» **CHALLENGE**
Copy out each line of the material below that holds the string "this".

[Start]

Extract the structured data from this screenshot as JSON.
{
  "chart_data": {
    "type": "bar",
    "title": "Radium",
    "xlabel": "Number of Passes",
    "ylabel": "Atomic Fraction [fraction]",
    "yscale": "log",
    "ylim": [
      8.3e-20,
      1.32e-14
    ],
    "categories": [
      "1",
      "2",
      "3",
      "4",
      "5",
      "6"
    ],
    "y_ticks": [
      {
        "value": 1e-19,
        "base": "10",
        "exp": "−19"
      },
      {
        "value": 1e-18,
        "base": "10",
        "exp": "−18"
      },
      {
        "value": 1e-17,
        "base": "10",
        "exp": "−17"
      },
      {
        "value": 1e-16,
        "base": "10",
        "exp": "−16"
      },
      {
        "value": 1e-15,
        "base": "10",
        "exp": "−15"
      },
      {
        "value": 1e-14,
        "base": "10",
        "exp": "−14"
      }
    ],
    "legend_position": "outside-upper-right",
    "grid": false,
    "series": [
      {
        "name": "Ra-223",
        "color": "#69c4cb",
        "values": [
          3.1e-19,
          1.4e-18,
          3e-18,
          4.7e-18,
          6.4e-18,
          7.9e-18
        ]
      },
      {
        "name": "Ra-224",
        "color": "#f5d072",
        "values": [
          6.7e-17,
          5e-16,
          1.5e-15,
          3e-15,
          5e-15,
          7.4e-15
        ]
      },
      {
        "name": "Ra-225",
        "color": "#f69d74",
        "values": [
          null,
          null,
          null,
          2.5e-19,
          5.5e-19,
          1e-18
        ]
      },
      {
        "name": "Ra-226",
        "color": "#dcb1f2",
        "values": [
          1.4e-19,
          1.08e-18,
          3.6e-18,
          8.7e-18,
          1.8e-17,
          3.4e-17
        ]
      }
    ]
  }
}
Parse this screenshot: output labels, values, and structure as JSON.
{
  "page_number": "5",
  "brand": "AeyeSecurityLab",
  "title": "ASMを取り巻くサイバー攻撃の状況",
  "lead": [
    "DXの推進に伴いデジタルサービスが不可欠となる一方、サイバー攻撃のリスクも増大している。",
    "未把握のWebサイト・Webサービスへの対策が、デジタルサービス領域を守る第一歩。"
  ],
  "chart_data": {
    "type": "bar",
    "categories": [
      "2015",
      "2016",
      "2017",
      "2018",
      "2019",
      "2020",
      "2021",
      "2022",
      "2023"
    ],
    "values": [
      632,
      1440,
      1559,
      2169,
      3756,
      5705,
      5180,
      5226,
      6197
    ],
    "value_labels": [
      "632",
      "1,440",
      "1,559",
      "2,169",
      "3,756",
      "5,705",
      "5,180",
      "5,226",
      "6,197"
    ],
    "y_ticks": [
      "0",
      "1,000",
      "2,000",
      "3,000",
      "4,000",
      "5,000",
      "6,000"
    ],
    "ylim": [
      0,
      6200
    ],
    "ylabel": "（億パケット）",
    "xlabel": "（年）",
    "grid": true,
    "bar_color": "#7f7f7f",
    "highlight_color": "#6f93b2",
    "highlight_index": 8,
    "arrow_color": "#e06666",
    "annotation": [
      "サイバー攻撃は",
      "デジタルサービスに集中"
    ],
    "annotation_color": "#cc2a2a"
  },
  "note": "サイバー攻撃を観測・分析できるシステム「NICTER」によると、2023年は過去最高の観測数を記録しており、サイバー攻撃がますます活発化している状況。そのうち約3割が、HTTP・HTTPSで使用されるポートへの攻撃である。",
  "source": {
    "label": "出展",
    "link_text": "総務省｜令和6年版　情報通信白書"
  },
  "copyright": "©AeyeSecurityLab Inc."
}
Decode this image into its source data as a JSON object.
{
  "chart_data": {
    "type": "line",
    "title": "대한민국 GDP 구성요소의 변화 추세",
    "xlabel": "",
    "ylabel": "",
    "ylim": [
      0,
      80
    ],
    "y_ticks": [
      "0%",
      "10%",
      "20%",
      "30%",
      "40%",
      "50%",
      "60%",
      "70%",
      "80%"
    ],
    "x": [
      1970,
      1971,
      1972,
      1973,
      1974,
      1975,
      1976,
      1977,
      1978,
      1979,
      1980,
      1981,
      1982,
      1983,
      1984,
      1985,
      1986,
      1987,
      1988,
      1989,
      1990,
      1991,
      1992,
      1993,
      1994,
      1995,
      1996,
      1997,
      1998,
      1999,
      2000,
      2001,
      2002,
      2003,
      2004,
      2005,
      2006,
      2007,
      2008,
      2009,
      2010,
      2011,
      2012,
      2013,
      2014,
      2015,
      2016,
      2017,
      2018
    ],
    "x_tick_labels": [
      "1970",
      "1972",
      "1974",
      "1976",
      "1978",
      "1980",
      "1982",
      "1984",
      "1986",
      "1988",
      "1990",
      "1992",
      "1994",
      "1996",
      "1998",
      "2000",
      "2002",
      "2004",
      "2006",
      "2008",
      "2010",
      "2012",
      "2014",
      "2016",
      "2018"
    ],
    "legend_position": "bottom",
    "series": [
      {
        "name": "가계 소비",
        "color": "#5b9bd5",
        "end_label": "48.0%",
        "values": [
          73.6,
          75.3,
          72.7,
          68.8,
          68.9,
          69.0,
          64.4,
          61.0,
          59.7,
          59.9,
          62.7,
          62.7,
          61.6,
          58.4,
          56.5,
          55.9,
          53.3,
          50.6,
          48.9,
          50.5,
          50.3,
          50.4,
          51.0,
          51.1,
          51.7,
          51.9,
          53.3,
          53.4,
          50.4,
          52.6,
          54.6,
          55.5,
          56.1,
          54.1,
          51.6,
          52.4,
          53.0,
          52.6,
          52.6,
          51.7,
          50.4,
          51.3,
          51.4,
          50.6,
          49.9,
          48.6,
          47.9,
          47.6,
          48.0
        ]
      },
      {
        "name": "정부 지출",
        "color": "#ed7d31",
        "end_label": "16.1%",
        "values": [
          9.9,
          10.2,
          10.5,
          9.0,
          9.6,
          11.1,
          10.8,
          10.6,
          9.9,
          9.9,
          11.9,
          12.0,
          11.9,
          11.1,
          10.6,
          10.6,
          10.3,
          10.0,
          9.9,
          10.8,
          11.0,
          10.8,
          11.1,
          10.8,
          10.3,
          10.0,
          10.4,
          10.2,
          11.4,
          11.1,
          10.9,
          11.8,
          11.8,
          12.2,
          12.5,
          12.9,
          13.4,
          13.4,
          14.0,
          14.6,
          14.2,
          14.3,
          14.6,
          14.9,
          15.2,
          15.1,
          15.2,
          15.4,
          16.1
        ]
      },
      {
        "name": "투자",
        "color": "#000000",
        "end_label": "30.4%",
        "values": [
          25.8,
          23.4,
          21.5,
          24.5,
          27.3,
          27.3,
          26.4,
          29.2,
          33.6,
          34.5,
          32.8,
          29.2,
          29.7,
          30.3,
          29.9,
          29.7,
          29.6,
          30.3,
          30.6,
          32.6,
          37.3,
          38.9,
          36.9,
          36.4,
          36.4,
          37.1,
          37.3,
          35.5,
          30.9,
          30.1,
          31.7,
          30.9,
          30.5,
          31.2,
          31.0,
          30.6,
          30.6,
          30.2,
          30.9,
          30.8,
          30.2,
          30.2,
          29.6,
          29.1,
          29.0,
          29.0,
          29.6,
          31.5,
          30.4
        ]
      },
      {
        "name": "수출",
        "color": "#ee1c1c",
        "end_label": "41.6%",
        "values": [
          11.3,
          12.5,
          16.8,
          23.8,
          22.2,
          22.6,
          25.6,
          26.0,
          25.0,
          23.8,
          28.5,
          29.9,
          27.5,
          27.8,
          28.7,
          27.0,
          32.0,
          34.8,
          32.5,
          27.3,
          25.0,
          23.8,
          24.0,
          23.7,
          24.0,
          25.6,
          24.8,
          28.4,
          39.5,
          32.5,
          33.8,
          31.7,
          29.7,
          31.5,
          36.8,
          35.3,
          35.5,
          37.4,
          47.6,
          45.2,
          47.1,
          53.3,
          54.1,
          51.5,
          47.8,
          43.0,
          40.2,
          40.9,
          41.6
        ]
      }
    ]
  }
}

[End]

» **FINAL RESULT**
Extract the structured data from this screenshot as JSON.
Parse this screenshot: output labels, values, and structure as JSON.
Decode this image into its source data as a JSON object.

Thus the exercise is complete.